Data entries
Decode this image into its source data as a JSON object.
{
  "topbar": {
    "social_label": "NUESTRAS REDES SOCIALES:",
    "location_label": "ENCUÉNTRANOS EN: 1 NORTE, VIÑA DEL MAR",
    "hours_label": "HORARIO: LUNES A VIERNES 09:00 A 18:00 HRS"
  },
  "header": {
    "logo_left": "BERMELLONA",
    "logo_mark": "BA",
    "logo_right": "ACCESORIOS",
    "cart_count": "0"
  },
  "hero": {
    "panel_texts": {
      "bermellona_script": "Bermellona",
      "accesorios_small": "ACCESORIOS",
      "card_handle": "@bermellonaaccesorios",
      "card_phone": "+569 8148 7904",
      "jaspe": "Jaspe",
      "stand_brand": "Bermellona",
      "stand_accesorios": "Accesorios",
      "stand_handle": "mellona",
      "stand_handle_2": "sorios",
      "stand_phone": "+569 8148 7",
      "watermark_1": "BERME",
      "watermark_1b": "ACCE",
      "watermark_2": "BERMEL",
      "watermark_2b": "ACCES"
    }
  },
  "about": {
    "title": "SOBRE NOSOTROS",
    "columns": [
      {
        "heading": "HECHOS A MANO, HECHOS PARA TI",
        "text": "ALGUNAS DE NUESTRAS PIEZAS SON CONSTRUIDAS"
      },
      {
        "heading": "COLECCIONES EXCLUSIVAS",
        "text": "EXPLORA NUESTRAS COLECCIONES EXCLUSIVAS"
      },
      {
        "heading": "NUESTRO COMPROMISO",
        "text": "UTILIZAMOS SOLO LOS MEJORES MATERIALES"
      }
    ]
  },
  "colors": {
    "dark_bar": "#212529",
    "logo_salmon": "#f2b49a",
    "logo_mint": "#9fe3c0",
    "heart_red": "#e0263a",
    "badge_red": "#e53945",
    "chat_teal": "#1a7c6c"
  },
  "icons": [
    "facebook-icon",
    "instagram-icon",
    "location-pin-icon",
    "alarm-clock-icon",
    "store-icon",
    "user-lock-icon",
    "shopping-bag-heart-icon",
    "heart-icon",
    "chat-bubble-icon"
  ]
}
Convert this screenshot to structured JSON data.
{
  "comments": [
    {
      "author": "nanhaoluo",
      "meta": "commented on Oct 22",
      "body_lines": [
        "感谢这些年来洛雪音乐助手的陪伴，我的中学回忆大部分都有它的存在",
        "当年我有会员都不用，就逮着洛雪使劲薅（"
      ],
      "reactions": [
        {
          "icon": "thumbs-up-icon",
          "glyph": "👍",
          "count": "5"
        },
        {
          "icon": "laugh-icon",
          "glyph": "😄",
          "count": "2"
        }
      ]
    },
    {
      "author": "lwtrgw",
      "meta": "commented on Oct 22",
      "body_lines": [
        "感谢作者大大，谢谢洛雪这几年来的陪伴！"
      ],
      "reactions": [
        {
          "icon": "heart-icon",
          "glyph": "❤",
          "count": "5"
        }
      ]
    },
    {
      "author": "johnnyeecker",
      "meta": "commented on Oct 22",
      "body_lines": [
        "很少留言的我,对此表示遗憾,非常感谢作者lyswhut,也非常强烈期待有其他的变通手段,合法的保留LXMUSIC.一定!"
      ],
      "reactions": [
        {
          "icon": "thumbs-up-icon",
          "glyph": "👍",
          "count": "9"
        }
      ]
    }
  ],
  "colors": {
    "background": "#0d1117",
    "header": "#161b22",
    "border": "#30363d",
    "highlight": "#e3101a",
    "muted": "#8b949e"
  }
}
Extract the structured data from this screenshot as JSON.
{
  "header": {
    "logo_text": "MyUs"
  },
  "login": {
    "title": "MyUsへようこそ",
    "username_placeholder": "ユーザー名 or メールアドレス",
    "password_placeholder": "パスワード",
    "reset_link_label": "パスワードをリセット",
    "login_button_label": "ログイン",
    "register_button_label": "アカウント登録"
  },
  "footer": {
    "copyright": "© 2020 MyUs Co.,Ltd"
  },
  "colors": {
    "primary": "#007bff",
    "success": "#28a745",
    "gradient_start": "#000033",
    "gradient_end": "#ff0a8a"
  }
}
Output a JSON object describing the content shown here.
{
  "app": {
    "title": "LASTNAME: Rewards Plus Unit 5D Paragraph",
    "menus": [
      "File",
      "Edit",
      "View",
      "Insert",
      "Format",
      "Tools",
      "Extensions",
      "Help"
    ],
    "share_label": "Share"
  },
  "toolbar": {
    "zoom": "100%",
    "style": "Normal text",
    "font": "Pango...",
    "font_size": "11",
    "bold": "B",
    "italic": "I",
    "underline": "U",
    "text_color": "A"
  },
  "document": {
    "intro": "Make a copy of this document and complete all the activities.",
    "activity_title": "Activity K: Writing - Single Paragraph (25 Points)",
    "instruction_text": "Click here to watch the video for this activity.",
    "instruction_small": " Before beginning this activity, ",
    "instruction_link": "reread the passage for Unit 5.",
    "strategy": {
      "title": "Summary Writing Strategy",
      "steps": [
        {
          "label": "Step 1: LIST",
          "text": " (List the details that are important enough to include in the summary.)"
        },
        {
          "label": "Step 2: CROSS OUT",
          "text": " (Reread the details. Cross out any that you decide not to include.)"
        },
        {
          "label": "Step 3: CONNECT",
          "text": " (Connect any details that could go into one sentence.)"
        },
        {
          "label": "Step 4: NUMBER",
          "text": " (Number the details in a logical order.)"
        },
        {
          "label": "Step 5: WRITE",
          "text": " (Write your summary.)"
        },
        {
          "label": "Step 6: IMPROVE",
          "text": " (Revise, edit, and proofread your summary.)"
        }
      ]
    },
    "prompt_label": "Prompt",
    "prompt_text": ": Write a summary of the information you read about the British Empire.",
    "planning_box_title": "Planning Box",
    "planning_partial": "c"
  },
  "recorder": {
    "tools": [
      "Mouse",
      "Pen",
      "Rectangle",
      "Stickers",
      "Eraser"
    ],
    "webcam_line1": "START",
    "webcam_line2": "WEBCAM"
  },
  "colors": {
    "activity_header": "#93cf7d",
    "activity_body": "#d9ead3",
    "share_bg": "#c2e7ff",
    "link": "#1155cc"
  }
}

**Aim:** Find how many lines in the material hold the word "document" and state that number alone.

**Full solution:** 2